• **Set exercise**:
Could you extract every entry below and reproduce it exactly?

• **Dataset records**:
- - -
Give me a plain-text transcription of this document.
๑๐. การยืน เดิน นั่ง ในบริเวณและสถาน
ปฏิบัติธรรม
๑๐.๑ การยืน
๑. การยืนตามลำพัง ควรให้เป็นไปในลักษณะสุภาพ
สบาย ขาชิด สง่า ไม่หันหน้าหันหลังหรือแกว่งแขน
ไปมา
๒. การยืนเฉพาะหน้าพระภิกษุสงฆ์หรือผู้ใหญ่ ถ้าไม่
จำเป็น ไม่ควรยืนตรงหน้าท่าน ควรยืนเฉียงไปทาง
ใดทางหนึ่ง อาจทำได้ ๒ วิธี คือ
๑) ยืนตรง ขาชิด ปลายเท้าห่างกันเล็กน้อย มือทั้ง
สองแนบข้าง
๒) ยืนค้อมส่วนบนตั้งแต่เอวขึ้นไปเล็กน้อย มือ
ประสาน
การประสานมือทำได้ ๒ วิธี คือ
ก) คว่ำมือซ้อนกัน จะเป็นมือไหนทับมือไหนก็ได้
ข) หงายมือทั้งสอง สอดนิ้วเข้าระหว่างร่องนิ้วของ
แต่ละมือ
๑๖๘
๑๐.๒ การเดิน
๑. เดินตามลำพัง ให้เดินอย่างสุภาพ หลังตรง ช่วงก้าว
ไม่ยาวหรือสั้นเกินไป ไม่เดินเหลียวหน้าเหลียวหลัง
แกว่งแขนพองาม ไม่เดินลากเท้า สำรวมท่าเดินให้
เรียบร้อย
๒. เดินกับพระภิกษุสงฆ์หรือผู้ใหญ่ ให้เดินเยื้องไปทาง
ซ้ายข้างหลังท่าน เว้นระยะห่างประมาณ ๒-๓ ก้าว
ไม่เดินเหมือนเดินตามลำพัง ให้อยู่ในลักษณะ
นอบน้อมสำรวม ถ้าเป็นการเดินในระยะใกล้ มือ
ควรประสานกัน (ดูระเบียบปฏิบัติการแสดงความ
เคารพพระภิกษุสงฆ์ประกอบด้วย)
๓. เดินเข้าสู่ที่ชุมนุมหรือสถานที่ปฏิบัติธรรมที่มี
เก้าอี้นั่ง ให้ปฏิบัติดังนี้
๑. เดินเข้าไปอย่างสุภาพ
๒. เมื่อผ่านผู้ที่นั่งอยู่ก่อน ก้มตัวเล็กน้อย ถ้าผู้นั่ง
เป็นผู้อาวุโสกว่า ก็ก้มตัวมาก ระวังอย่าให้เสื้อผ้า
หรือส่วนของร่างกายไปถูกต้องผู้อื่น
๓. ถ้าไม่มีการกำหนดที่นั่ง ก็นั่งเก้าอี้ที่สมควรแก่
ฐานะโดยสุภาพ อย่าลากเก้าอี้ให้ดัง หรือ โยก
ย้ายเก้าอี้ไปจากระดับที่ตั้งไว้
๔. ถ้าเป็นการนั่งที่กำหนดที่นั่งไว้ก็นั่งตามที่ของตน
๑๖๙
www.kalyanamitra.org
- - -
• **Full solution**:
Give me a plain-text transcription of this document.
๑๐. การยืน เดิน นั่ง ในบริเวณและสถาน
ปฏิบัติธรรม
๑๐.๑ การยืน
๑. การยืนตามลำพัง ควรให้เป็นไปในลักษณะสุภาพ
สบาย ขาชิด สง่า ไม่หันหน้าหันหลังหรือแกว่งแขน
ไปมา
๒. การยืนเฉพาะหน้าพระภิกษุสงฆ์หรือผู้ใหญ่ ถ้าไม่
จำเป็น ไม่ควรยืนตรงหน้าท่าน ควรยืนเฉียงไปทาง
ใดทางหนึ่ง อาจทำได้ ๒ วิธี คือ
๑) ยืนตรง ขาชิด ปลายเท้าห่างกันเล็กน้อย มือทั้ง
สองแนบข้าง
๒) ยืนค้อมส่วนบนตั้งแต่เอวขึ้นไปเล็กน้อย มือ
ประสาน
การประสานมือทำได้ ๒ วิธี คือ
ก) คว่ำมือซ้อนกัน จะเป็นมือไหนทับมือไหนก็ได้
ข) หงายมือทั้งสอง สอดนิ้วเข้าระหว่างร่องนิ้วของ
แต่ละมือ
๑๖๘
๑๐.๒ การเดิน
๑. เดินตามลำพัง ให้เดินอย่างสุภาพ หลังตรง ช่วงก้าว
ไม่ยาวหรือสั้นเกินไป ไม่เดินเหลียวหน้าเหลียวหลัง
แกว่งแขนพองาม ไม่เดินลากเท้า สำรวมท่าเดินให้
เรียบร้อย
๒. เดินกับพระภิกษุสงฆ์หรือผู้ใหญ่ ให้เดินเยื้องไปทาง
ซ้ายข้างหลังท่าน เว้นระยะห่างประมาณ ๒-๓ ก้าว
ไม่เดินเหมือนเดินตามลำพัง ให้อยู่ในลักษณะ
นอบน้อมสำรวม ถ้าเป็นการเดินในระยะใกล้ มือ
ควรประสานกัน (ดูระเบียบปฏิบัติการแสดงความ
เคารพพระภิกษุสงฆ์ประกอบด้วย)
๓. เดินเข้าสู่ที่ชุมนุมหรือสถานที่ปฏิบัติธรรมที่มี
เก้าอี้นั่ง ให้ปฏิบัติดังนี้
๑. เดินเข้าไปอย่างสุภาพ
๒. เมื่อผ่านผู้ที่นั่งอยู่ก่อน ก้มตัวเล็กน้อย ถ้าผู้นั่ง
เป็นผู้อาวุโสกว่า ก็ก้มตัวมาก ระวังอย่าให้เสื้อผ้า
หรือส่วนของร่างกายไปถูกต้องผู้อื่น
๓. ถ้าไม่มีการกำหนดที่นั่ง ก็นั่งเก้าอี้ที่สมควรแก่
ฐานะโดยสุภาพ อย่าลากเก้าอี้ให้ดัง หรือ โยก
ย้ายเก้าอี้ไปจากระดับที่ตั้งไว้
๔. ถ้าเป็นการนั่งที่กำหนดที่นั่งไว้ก็นั่งตามที่ของตน
๑๖๙
www.kalyanamitra.org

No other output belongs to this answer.